What you need to do
Copy every line that mentions the word "JSON".
— Start of Supplied data —
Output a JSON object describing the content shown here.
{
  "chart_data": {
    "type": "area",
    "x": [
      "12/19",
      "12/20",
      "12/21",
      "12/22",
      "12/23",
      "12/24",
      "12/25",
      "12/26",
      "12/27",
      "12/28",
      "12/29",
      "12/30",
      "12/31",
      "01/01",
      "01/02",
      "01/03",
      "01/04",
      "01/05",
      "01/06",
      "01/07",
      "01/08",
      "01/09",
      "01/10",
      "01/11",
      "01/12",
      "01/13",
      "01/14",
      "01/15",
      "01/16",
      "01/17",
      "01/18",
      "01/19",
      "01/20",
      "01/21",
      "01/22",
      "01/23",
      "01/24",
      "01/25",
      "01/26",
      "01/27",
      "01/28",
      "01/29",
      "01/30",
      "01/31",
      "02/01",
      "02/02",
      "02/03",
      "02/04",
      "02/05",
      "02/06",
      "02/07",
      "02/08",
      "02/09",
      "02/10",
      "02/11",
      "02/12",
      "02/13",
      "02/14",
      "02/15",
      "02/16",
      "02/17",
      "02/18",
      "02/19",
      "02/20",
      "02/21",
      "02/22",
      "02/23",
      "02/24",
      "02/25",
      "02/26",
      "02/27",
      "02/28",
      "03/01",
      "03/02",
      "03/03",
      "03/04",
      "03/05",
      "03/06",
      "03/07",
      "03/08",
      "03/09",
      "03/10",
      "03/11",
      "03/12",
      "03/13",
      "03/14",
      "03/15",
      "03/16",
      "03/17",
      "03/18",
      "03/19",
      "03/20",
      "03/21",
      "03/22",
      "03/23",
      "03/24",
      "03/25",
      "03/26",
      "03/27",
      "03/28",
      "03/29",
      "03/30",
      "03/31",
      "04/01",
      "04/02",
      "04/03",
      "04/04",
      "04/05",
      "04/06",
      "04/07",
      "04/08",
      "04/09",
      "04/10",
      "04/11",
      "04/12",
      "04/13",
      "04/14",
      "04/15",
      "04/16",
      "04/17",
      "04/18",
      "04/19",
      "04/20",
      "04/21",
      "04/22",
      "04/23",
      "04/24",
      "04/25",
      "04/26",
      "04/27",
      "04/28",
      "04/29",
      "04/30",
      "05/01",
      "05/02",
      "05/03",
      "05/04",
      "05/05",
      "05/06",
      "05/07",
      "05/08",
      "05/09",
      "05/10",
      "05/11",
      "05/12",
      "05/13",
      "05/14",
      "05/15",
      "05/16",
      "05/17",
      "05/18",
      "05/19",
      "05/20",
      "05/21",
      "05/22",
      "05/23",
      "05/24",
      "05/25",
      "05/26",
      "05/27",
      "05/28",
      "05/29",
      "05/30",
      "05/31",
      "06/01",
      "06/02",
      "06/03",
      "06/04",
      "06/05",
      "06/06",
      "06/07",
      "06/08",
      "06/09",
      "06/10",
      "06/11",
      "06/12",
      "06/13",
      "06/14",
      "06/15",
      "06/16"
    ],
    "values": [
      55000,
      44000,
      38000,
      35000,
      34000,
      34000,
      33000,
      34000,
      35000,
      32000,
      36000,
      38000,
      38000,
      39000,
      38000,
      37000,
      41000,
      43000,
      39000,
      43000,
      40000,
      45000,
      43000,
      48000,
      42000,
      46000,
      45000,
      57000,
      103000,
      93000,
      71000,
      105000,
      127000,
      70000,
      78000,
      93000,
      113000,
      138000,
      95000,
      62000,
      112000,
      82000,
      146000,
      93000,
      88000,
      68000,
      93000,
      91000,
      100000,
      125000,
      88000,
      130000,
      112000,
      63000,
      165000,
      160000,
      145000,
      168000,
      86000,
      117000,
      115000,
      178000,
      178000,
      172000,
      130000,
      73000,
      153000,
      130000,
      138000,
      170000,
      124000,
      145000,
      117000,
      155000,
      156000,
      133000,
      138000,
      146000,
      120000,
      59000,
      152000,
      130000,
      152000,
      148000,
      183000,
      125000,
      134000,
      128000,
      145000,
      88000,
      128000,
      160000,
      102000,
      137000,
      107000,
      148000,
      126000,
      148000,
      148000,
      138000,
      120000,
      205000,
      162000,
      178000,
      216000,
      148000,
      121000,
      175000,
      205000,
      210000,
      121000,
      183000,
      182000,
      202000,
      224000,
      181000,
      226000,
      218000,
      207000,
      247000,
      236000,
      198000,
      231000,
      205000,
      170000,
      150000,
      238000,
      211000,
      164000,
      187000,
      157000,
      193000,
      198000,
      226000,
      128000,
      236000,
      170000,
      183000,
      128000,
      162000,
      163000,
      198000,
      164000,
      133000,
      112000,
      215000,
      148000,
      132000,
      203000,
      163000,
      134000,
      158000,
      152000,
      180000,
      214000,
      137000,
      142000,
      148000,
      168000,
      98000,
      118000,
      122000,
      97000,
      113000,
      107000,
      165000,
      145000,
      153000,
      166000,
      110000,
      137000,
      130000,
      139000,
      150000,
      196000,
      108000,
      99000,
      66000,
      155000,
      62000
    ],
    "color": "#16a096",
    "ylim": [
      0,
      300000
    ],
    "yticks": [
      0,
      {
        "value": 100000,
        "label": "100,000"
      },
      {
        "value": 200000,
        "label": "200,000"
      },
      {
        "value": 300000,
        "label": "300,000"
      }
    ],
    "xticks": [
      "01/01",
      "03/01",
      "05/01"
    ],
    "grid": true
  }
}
— End of Supplied data —
— Start of Supplied data —
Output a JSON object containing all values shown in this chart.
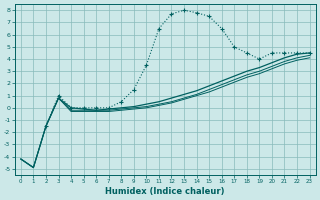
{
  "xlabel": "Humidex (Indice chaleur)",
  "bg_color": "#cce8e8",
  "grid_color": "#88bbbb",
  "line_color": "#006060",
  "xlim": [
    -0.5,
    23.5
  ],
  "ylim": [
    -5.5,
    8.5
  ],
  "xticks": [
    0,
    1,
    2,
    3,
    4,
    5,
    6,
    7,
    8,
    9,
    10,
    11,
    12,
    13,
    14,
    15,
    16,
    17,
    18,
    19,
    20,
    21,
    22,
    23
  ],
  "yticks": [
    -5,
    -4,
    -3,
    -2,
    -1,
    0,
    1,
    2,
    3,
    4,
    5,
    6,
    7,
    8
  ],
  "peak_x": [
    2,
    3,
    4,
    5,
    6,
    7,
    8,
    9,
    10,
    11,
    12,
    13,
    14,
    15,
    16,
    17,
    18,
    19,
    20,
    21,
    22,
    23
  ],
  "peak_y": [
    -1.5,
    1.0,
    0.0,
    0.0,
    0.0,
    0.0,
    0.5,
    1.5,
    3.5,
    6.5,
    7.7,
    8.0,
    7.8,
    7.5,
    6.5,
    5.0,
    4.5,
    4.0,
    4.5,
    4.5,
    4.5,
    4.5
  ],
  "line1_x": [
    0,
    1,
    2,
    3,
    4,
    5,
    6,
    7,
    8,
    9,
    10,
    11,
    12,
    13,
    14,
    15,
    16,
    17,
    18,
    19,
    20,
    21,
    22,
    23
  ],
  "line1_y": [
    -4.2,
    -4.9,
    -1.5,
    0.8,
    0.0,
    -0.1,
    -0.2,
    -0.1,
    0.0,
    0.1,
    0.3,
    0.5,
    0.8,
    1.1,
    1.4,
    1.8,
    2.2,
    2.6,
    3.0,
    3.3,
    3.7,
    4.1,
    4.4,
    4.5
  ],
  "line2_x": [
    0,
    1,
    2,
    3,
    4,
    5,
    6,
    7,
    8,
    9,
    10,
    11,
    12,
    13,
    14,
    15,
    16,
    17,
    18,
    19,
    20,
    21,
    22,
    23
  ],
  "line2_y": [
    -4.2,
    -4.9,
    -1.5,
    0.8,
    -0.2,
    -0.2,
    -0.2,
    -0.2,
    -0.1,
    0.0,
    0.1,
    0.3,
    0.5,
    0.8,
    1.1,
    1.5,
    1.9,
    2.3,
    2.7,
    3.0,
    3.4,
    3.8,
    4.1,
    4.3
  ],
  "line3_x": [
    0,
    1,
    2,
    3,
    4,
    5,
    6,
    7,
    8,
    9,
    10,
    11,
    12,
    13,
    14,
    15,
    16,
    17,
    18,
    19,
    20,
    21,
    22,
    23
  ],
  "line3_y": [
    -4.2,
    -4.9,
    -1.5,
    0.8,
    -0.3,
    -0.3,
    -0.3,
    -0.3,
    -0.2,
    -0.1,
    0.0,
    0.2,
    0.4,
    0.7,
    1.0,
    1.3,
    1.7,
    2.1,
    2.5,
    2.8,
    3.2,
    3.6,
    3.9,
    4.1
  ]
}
— End of Supplied data —
— Start of Supplied data —
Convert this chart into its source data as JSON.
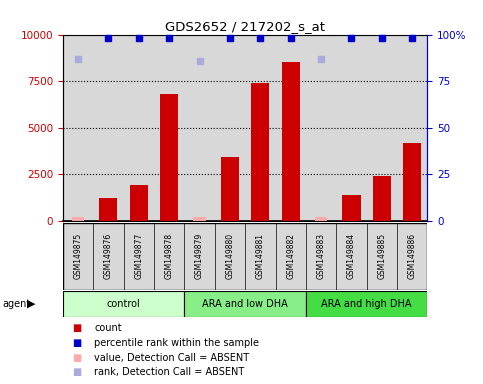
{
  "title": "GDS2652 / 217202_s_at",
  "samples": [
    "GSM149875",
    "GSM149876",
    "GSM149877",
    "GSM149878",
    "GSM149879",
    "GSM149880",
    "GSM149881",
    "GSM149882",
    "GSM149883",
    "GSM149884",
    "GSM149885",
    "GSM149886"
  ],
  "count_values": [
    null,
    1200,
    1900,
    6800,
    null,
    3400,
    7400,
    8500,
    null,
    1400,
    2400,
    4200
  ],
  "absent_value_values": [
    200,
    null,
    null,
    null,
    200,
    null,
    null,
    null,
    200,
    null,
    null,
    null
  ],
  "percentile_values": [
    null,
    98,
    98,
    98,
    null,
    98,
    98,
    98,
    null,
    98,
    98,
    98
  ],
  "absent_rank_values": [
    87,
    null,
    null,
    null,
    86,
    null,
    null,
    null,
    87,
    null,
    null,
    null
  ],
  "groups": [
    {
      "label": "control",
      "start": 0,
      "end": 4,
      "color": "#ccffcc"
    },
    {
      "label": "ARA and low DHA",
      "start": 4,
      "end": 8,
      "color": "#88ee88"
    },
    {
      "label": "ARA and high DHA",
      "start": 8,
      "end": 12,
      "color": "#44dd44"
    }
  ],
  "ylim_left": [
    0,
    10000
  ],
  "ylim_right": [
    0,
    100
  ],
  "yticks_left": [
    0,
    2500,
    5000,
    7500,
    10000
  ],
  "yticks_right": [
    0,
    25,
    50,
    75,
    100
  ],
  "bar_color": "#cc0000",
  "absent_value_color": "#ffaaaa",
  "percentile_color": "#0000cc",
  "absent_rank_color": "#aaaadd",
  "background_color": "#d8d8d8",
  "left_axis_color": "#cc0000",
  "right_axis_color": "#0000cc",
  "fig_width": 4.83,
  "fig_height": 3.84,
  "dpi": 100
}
— End of Supplied data —
Completed task
Output a JSON object describing the content shown here.
Output a JSON object containing all values shown in this chart.
Convert this chart into its source data as JSON.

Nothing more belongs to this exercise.